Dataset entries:
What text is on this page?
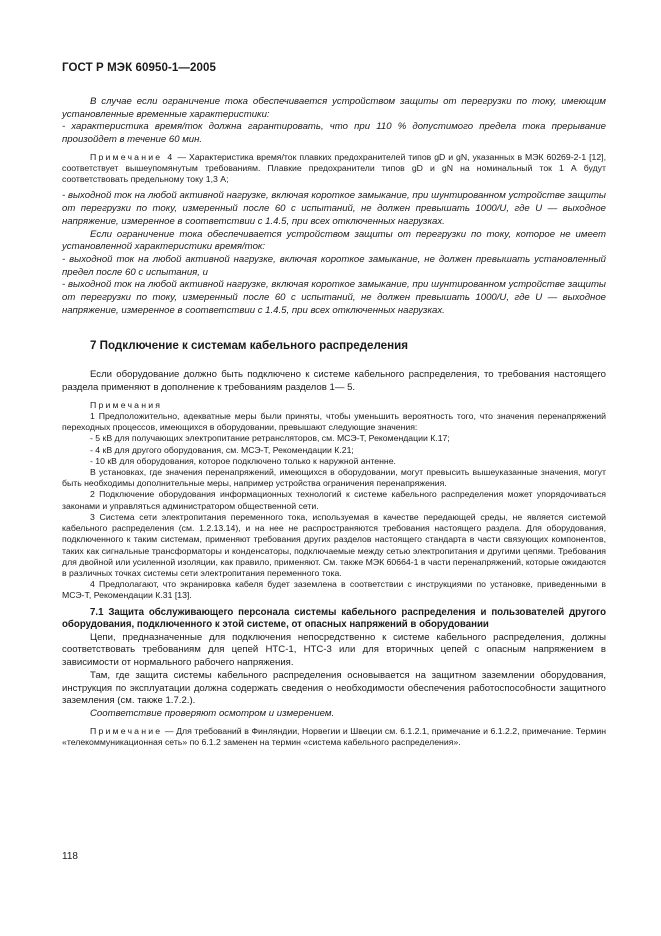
ГОСТ Р МЭК 60950-1—2005

В случае если ограничение тока обеспечивается устройством защиты от перегрузки по току, имеющим установленные временные характеристики:

- характеристика время/ток должна гарантировать, что при 110 % допустимого предела тока прерывание произойдет в течение 60 мин.

Примечание 4 — Характеристика время/ток плавких предохранителей типов gD и gN, указанных в МЭК 60269-2-1 [12], соответствует вышеупомянутым требованиям. Плавкие предохранители типов gD и gN на номинальный ток 1 А будут соответствовать предельному току 1,3 А;

- выходной ток на любой активной нагрузке, включая короткое замыкание, при шунтированном устройстве защиты от перегрузки по току, измеренный после 60 с испытаний, не должен превышать 1000/U, где U — выходное напряжение, измеренное в соответствии с 1.4.5, при всех отключенных нагрузках.

Если ограничение тока обеспечивается устройством защиты от перегрузки по току, которое не имеет установленной характеристики время/ток:

- выходной ток на любой активной нагрузке, включая короткое замыкание, не должен превышать установленный предел после 60 с испытания, и

- выходной ток на любой активной нагрузке, включая короткое замыкание, при шунтированном устройстве защиты от перегрузки по току, измеренный после 60 с испытаний, не должен превышать 1000/U, где U — выходное напряжение, измеренное в соответствии с 1.4.5, при всех отключенных нагрузках.

7 Подключение к системам кабельного распределения

Если оборудование должно быть подключено к системе кабельного распределения, то требования настоящего раздела применяют в дополнение к требованиям разделов 1— 5.

Примечания

1 Предположительно, адекватные меры были приняты, чтобы уменьшить вероятность того, что значения перенапряжений переходных процессов, имеющихся в оборудовании, превышают следующие значения:

- 5 кВ для получающих электропитание ретрансляторов, см. МСЭ-Т, Рекомендации К.17;

- 4 кВ для другого оборудования, см. МСЭ-Т, Рекомендации К.21;

- 10 кВ для оборудования, которое подключено только к наружной антенне.

В установках, где значения перенапряжений, имеющихся в оборудовании, могут превысить вышеуказанные значения, могут быть необходимы дополнительные меры, например устройства ограничения перенапряжения.

2 Подключение оборудования информационных технологий к системе кабельного распределения может упорядочиваться законами и управляться администратором общественной сети.

3 Система сети электропитания переменного тока, используемая в качестве передающей среды, не является системой кабельного распределения (см. 1.2.13.14), и на нее не распространяются требования настоящего раздела. Для оборудования, подключенного к таким системам, применяют требования других разделов настоящего стандарта в части связующих компонентов, таких как сигнальные трансформаторы и конденсаторы, подключаемые между сетью электропитания и другими цепями. Требования для двойной или усиленной изоляции, как правило, применяют. См. также МЭК 60664-1 в части перенапряжений, которые ожидаются в различных точках системы сети электропитания переменного тока.

4 Предполагают, что экранировка кабеля будет заземлена в соответствии с инструкциями по установке, приведенными в МСЭ-Т, Рекомендации К.31 [13].

7.1 Защита обслуживающего персонала системы кабельного распределения и пользователей другого оборудования, подключенного к этой системе, от опасных напряжений в оборудовании

Цепи, предназначенные для подключения непосредственно к системе кабельного распределения, должны соответствовать требованиям для цепей НТС-1, НТС-3 или для вторичных цепей с опасным напряжением в зависимости от нормального рабочего напряжения.

Там, где защита системы кабельного распределения основывается на защитном заземлении оборудования, инструкция по эксплуатации должна содержать сведения о необходимости обеспечения работоспособности защитного заземления (см. также 1.7.2.).

Соответствие проверяют осмотром и измерением.

Примечание — Для требований в Финляндии, Норвегии и Швеции см. 6.1.2.1, примечание и 6.1.2.2, примечание. Термин «телекоммуникационная сеть» по 6.1.2 заменен на термин «система кабельного распределения».

118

*Description of the task:*
Images do not belong in the copy; reproduce all other parts of the records above verbatim.

*The result:*
What text is on this page?
ГОСТ Р МЭК 60950-1—2005

В случае если ограничение тока обеспечивается устройством защиты от перегрузки по току, имеющим установленные временные характеристики:

- характеристика время/ток должна гарантировать, что при 110 % допустимого предела тока прерывание произойдет в течение 60 мин.

Примечание 4 — Характеристика время/ток плавких предохранителей типов gD и gN, указанных в МЭК 60269-2-1 [12], соответствует вышеупомянутым требованиям. Плавкие предохранители типов gD и gN на номинальный ток 1 А будут соответствовать предельному току 1,3 А;

- выходной ток на любой активной нагрузке, включая короткое замыкание, при шунтированном устройстве защиты от перегрузки по току, измеренный после 60 с испытаний, не должен превышать 1000/U, где U — выходное напряжение, измеренное в соответствии с 1.4.5, при всех отключенных нагрузках.

Если ограничение тока обеспечивается устройством защиты от перегрузки по току, которое не имеет установленной характеристики время/ток:

- выходной ток на любой активной нагрузке, включая короткое замыкание, не должен превышать установленный предел после 60 с испытания, и

- выходной ток на любой активной нагрузке, включая короткое замыкание, при шунтированном устройстве защиты от перегрузки по току, измеренный после 60 с испытаний, не должен превышать 1000/U, где U — выходное напряжение, измеренное в соответствии с 1.4.5, при всех отключенных нагрузках.

7 Подключение к системам кабельного распределения

Если оборудование должно быть подключено к системе кабельного распределения, то требования настоящего раздела применяют в дополнение к требованиям разделов 1— 5.

Примечания

1 Предположительно, адекватные меры были приняты, чтобы уменьшить вероятность того, что значения перенапряжений переходных процессов, имеющихся в оборудовании, превышают следующие значения:

- 5 кВ для получающих электропитание ретрансляторов, см. МСЭ-Т, Рекомендации К.17;

- 4 кВ для другого оборудования, см. МСЭ-Т, Рекомендации К.21;

- 10 кВ для оборудования, которое подключено только к наружной антенне.

В установках, где значения перенапряжений, имеющихся в оборудовании, могут превысить вышеуказанные значения, могут быть необходимы дополнительные меры, например устройства ограничения перенапряжения.

2 Подключение оборудования информационных технологий к системе кабельного распределения может упорядочиваться законами и управляться администратором общественной сети.

3 Система сети электропитания переменного тока, используемая в качестве передающей среды, не является системой кабельного распределения (см. 1.2.13.14), и на нее не распространяются требования настоящего раздела. Для оборудования, подключенного к таким системам, применяют требования других разделов настоящего стандарта в части связующих компонентов, таких как сигнальные трансформаторы и конденсаторы, подключаемые между сетью электропитания и другими цепями. Требования для двойной или усиленной изоляции, как правило, применяют. См. также МЭК 60664-1 в части перенапряжений, которые ожидаются в различных точках системы сети электропитания переменного тока.

4 Предполагают, что экранировка кабеля будет заземлена в соответствии с инструкциями по установке, приведенными в МСЭ-Т, Рекомендации К.31 [13].

7.1 Защита обслуживающего персонала системы кабельного распределения и пользователей другого оборудования, подключенного к этой системе, от опасных напряжений в оборудовании

Цепи, предназначенные для подключения непосредственно к системе кабельного распределения, должны соответствовать требованиям для цепей НТС-1, НТС-3 или для вторичных цепей с опасным напряжением в зависимости от нормального рабочего напряжения.

Там, где защита системы кабельного распределения основывается на защитном заземлении оборудования, инструкция по эксплуатации должна содержать сведения о необходимости обеспечения работоспособности защитного заземления (см. также 1.7.2.).

Соответствие проверяют осмотром и измерением.

Примечание — Для требований в Финляндии, Норвегии и Швеции см. 6.1.2.1, примечание и 6.1.2.2, примечание. Термин «телекоммуникационная сеть» по 6.1.2 заменен на термин «система кабельного распределения».

118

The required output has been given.